_WHAT TO WORK ON_
Without the pictures, set down every line of the data exactly.

* Start SUPPLIED DATA *

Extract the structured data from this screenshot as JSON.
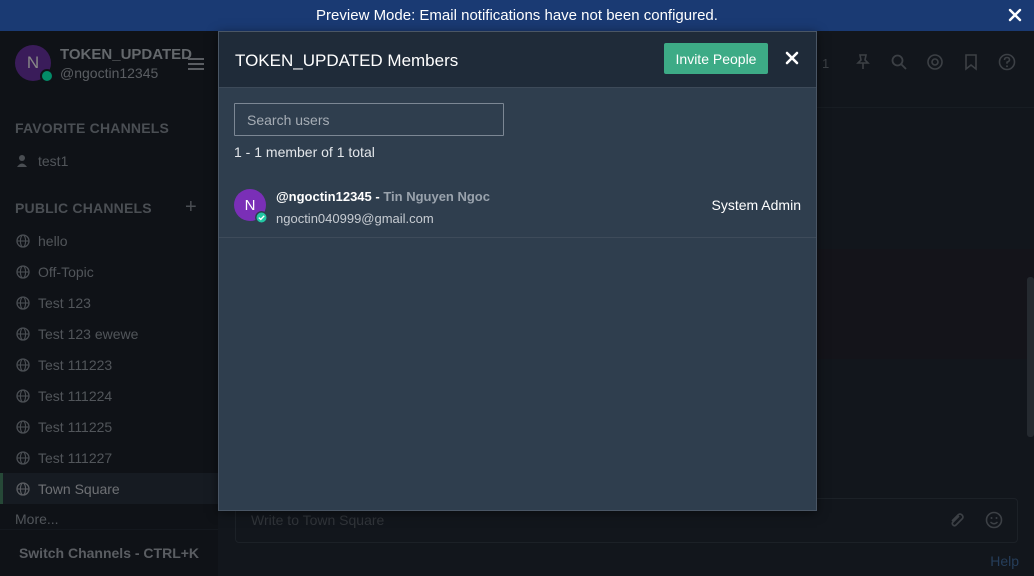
{
  "banner": {
    "text": "Preview Mode: Email notifications have not been configured."
  },
  "sidebar": {
    "team_name": "TOKEN_UPDATED",
    "user_handle": "@ngoctin12345",
    "avatar_initial": "N",
    "favorite_title": "FAVORITE CHANNELS",
    "favorite_channels": [
      "test1"
    ],
    "public_title": "PUBLIC CHANNELS",
    "public_channels": [
      "hello",
      "Off-Topic",
      "Test 123",
      "Test 123 ewewe",
      "Test 111223",
      "Test 111224",
      "Test 111225",
      "Test 111227",
      "Town Square"
    ],
    "active_channel": "Town Square",
    "more_label": "More...",
    "switch_label": "Switch Channels - CTRL+K"
  },
  "main": {
    "member_count_partial": "1",
    "input_placeholder": "Write to Town Square",
    "help_label": "Help"
  },
  "modal": {
    "title": "TOKEN_UPDATED Members",
    "invite_label": "Invite People",
    "search_placeholder": "Search users",
    "count_text": "1 - 1 member of 1 total",
    "members": [
      {
        "initial": "N",
        "username": "@ngoctin12345",
        "separator": " - ",
        "full_name": "Tin Nguyen Ngoc",
        "email": "ngoctin040999@gmail.com",
        "role": "System Admin"
      }
    ]
  },
  "colors": {
    "banner": "#1a3a73",
    "accent": "#3dab86",
    "status_online": "#06d6a0",
    "avatar": "#7a2fb7"
  },
  "icons": [
    "close-icon",
    "menu-icon",
    "globe-icon",
    "private-channel-icon",
    "plus-icon",
    "pin-icon",
    "search-icon",
    "mention-icon",
    "bookmark-icon",
    "help-icon",
    "attachment-icon",
    "emoji-icon",
    "check-icon"
  ]
}
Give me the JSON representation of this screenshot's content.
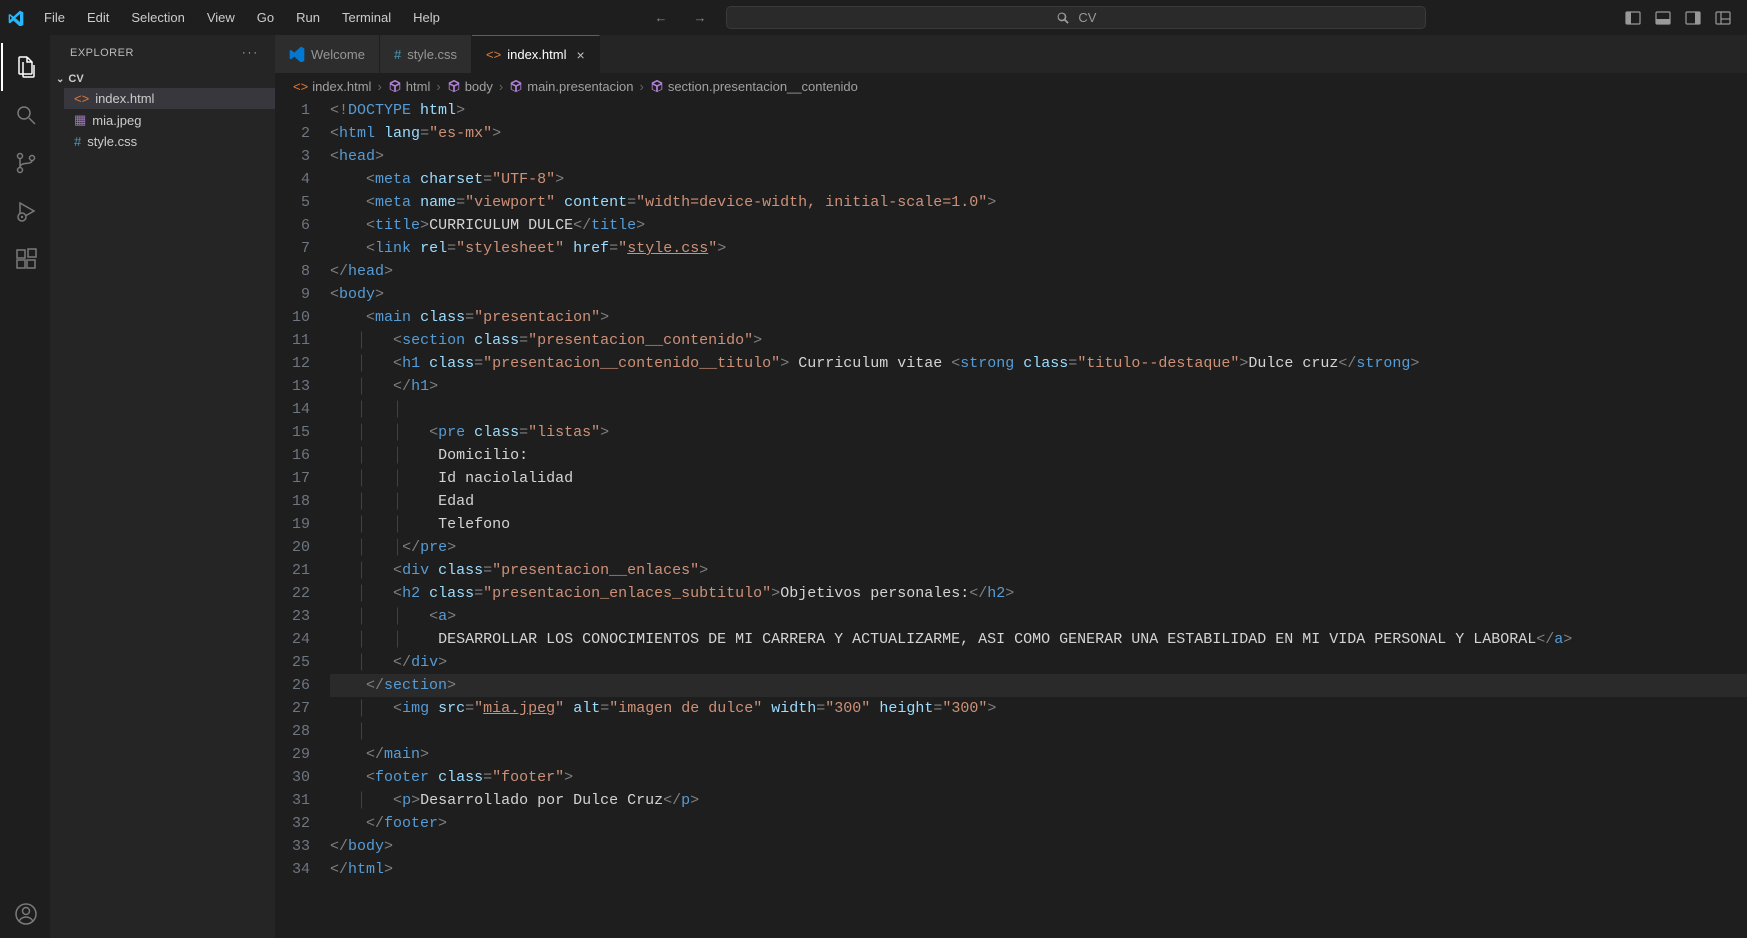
{
  "menu": {
    "items": [
      "File",
      "Edit",
      "Selection",
      "View",
      "Go",
      "Run",
      "Terminal",
      "Help"
    ]
  },
  "search": {
    "placeholder": "CV"
  },
  "sidebar": {
    "title": "EXPLORER",
    "folder": "CV",
    "files": [
      {
        "name": "index.html",
        "kind": "html",
        "selected": true
      },
      {
        "name": "mia.jpeg",
        "kind": "img",
        "selected": false
      },
      {
        "name": "style.css",
        "kind": "css",
        "selected": false
      }
    ]
  },
  "tabs": [
    {
      "label": "Welcome",
      "kind": "welcome",
      "active": false,
      "close": false
    },
    {
      "label": "style.css",
      "kind": "css",
      "active": false,
      "close": false
    },
    {
      "label": "index.html",
      "kind": "html",
      "active": true,
      "close": true
    }
  ],
  "breadcrumb": [
    {
      "icon": "html",
      "label": "index.html"
    },
    {
      "icon": "cube",
      "label": "html"
    },
    {
      "icon": "cube",
      "label": "body"
    },
    {
      "icon": "cube",
      "label": "main.presentacion"
    },
    {
      "icon": "cube",
      "label": "section.presentacion__contenido"
    }
  ],
  "lines": {
    "start": 1,
    "end": 34
  },
  "code": {
    "l5_viewport": "viewport",
    "l5_content": "width=device-width, initial-scale=1.0",
    "l6_title": "CURRICULUM DULCE",
    "l7_href": "style.css",
    "l10_class": "presentacion",
    "l11_class": "presentacion__contenido",
    "l12_class": "presentacion__contenido__titulo",
    "l12_text": " Curriculum vitae ",
    "l12_strong_class": "titulo--destaque",
    "l12_strong_text": "Dulce cruz",
    "l15_class": "listas",
    "l16": "Domicilio:",
    "l17": "Id naciolalidad",
    "l18": "Edad",
    "l19": "Telefono",
    "l21_class": "presentacion__enlaces",
    "l22_class": "presentacion_enlaces_subtitulo",
    "l22_text": "Objetivos personales:",
    "l24_text": "DESARROLLAR LOS CONOCIMIENTOS DE MI CARRERA Y ACTUALIZARME, ASI COMO GENERAR UNA ESTABILIDAD EN MI VIDA PERSONAL Y LABORAL",
    "l27_src": "mia.jpeg",
    "l27_alt": "imagen de dulce",
    "l27_w": "300",
    "l27_h": "300",
    "l30_class": "footer",
    "l31_text": "Desarrollado por Dulce Cruz"
  }
}
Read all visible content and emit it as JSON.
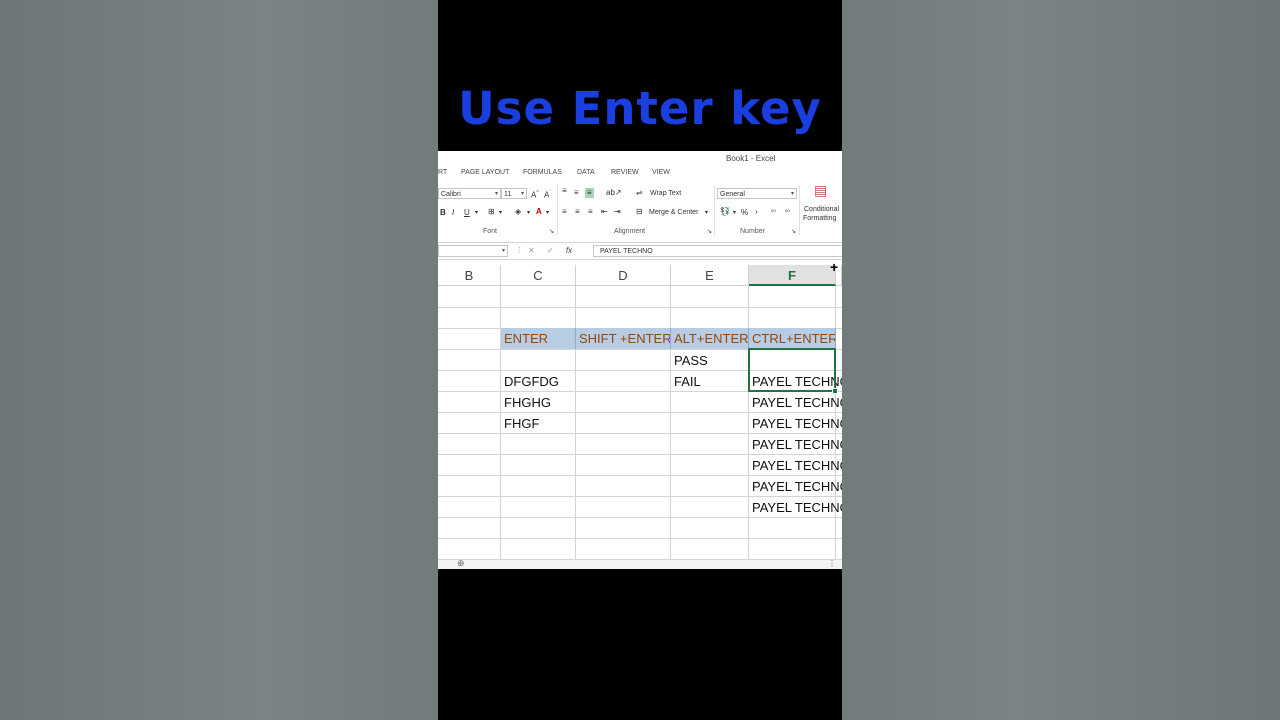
{
  "headline": "Use Enter key",
  "window_title": "Book1 - Excel",
  "tabs": [
    "RT",
    "PAGE LAYOUT",
    "FORMULAS",
    "DATA",
    "REVIEW",
    "VIEW"
  ],
  "ribbon": {
    "font_name": "Calibri",
    "font_size": "11",
    "bold": "B",
    "italic": "I",
    "underline": "U",
    "wrap_text": "Wrap Text",
    "merge_center": "Merge & Center",
    "number_format": "General",
    "percent": "%",
    "comma": "›",
    "conditional_formatting_1": "Conditional",
    "conditional_formatting_2": "Formatting",
    "group_font": "Font",
    "group_alignment": "Alignment",
    "group_number": "Number"
  },
  "formula_bar": {
    "cancel_glyph": "✕",
    "enter_glyph": "✓",
    "fx_glyph": "fx",
    "value": "PAYEL TECHNO"
  },
  "columns": [
    "B",
    "C",
    "D",
    "E",
    "F"
  ],
  "selected_column": "F",
  "header_row": [
    "ENTER",
    "SHIFT +ENTER",
    "ALT+ENTER",
    "CTRL+ENTER"
  ],
  "cells": {
    "e_row1": "PASS",
    "c_row2": "DFGFDG",
    "e_row2": "FAIL",
    "f_row2": "PAYEL TECHNO",
    "c_row3": "FHGHG",
    "f_row3": "PAYEL TECHNO",
    "c_row4": "FHGF",
    "f_row4": "PAYEL TECHNO",
    "f_row5": "PAYEL TECHNO",
    "f_row6": "PAYEL TECHNO",
    "f_row7": "PAYEL TECHNO",
    "f_row8": "PAYEL TECHNO"
  },
  "colors": {
    "headline": "#1a3fe0",
    "header_fill": "#b8cce4",
    "header_text": "#974706",
    "excel_green": "#217346"
  }
}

* End SUPPLIED DATA *

_EXERCISE RESPONSE_
Extract the structured data from this screenshot as JSON.
{
  "banner": {
    "text": "Preview Mode: Email notifications have not been configured."
  },
  "sidebar": {
    "team_name": "TOKEN_UPDATED",
    "user_handle": "@ngoctin12345",
    "avatar_initial": "N",
    "favorite_title": "FAVORITE CHANNELS",
    "favorite_channels": [
      "test1"
    ],
    "public_title": "PUBLIC CHANNELS",
    "public_channels": [
      "hello",
      "Off-Topic",
      "Test 123",
      "Test 123 ewewe",
      "Test 111223",
      "Test 111224",
      "Test 111225",
      "Test 111227",
      "Town Square"
    ],
    "active_channel": "Town Square",
    "more_label": "More...",
    "switch_label": "Switch Channels - CTRL+K"
  },
  "main": {
    "member_count_partial": "1",
    "input_placeholder": "Write to Town Square",
    "help_label": "Help"
  },
  "modal": {
    "title": "TOKEN_UPDATED Members",
    "invite_label": "Invite People",
    "search_placeholder": "Search users",
    "count_text": "1 - 1 member of 1 total",
    "members": [
      {
        "initial": "N",
        "username": "@ngoctin12345",
        "separator": " - ",
        "full_name": "Tin Nguyen Ngoc",
        "email": "ngoctin040999@gmail.com",
        "role": "System Admin"
      }
    ]
  },
  "colors": {
    "banner": "#1a3a73",
    "accent": "#3dab86",
    "status_online": "#06d6a0",
    "avatar": "#7a2fb7"
  },
  "icons": [
    "close-icon",
    "menu-icon",
    "globe-icon",
    "private-channel-icon",
    "plus-icon",
    "pin-icon",
    "search-icon",
    "mention-icon",
    "bookmark-icon",
    "help-icon",
    "attachment-icon",
    "emoji-icon",
    "check-icon"
  ]
}
Give me the JSON representation of this screenshot's content.
{
  "menu": {
    "items": [
      "File",
      "Edit",
      "Selection",
      "View",
      "Go",
      "Run",
      "Terminal",
      "Help"
    ]
  },
  "search": {
    "placeholder": "CV"
  },
  "sidebar": {
    "title": "EXPLORER",
    "folder": "CV",
    "files": [
      {
        "name": "index.html",
        "kind": "html",
        "selected": true
      },
      {
        "name": "mia.jpeg",
        "kind": "img",
        "selected": false
      },
      {
        "name": "style.css",
        "kind": "css",
        "selected": false
      }
    ]
  },
  "tabs": [
    {
      "label": "Welcome",
      "kind": "welcome",
      "active": false,
      "close": false
    },
    {
      "label": "style.css",
      "kind": "css",
      "active": false,
      "close": false
    },
    {
      "label": "index.html",
      "kind": "html",
      "active": true,
      "close": true
    }
  ],
  "breadcrumb": [
    {
      "icon": "html",
      "label": "index.html"
    },
    {
      "icon": "cube",
      "label": "html"
    },
    {
      "icon": "cube",
      "label": "body"
    },
    {
      "icon": "cube",
      "label": "main.presentacion"
    },
    {
      "icon": "cube",
      "label": "section.presentacion__contenido"
    }
  ],
  "lines": {
    "start": 1,
    "end": 34
  },
  "code": {
    "l5_viewport": "viewport",
    "l5_content": "width=device-width, initial-scale=1.0",
    "l6_title": "CURRICULUM DULCE",
    "l7_href": "style.css",
    "l10_class": "presentacion",
    "l11_class": "presentacion__contenido",
    "l12_class": "presentacion__contenido__titulo",
    "l12_text": " Curriculum vitae ",
    "l12_strong_class": "titulo--destaque",
    "l12_strong_text": "Dulce cruz",
    "l15_class": "listas",
    "l16": "Domicilio:",
    "l17": "Id naciolalidad",
    "l18": "Edad",
    "l19": "Telefono",
    "l21_class": "presentacion__enlaces",
    "l22_class": "presentacion_enlaces_subtitulo",
    "l22_text": "Objetivos personales:",
    "l24_text": "DESARROLLAR LOS CONOCIMIENTOS DE MI CARRERA Y ACTUALIZARME, ASI COMO GENERAR UNA ESTABILIDAD EN MI VIDA PERSONAL Y LABORAL",
    "l27_src": "mia.jpeg",
    "l27_alt": "imagen de dulce",
    "l27_w": "300",
    "l27_h": "300",
    "l30_class": "footer",
    "l31_text": "Desarrollado por Dulce Cruz"
  }
}
Read all visible content and emit it as JSON.
{
  "headline": "Use Enter key",
  "window_title": "Book1 - Excel",
  "tabs": [
    "RT",
    "PAGE LAYOUT",
    "FORMULAS",
    "DATA",
    "REVIEW",
    "VIEW"
  ],
  "ribbon": {
    "font_name": "Calibri",
    "font_size": "11",
    "bold": "B",
    "italic": "I",
    "underline": "U",
    "wrap_text": "Wrap Text",
    "merge_center": "Merge & Center",
    "number_format": "General",
    "percent": "%",
    "comma": "›",
    "conditional_formatting_1": "Conditional",
    "conditional_formatting_2": "Formatting",
    "group_font": "Font",
    "group_alignment": "Alignment",
    "group_number": "Number"
  },
  "formula_bar": {
    "cancel_glyph": "✕",
    "enter_glyph": "✓",
    "fx_glyph": "fx",
    "value": "PAYEL TECHNO"
  },
  "columns": [
    "B",
    "C",
    "D",
    "E",
    "F"
  ],
  "selected_column": "F",
  "header_row": [
    "ENTER",
    "SHIFT +ENTER",
    "ALT+ENTER",
    "CTRL+ENTER"
  ],
  "cells": {
    "e_row1": "PASS",
    "c_row2": "DFGFDG",
    "e_row2": "FAIL",
    "f_row2": "PAYEL TECHNO",
    "c_row3": "FHGHG",
    "f_row3": "PAYEL TECHNO",
    "c_row4": "FHGF",
    "f_row4": "PAYEL TECHNO",
    "f_row5": "PAYEL TECHNO",
    "f_row6": "PAYEL TECHNO",
    "f_row7": "PAYEL TECHNO",
    "f_row8": "PAYEL TECHNO"
  },
  "colors": {
    "headline": "#1a3fe0",
    "header_fill": "#b8cce4",
    "header_text": "#974706",
    "excel_green": "#217346"
  }
}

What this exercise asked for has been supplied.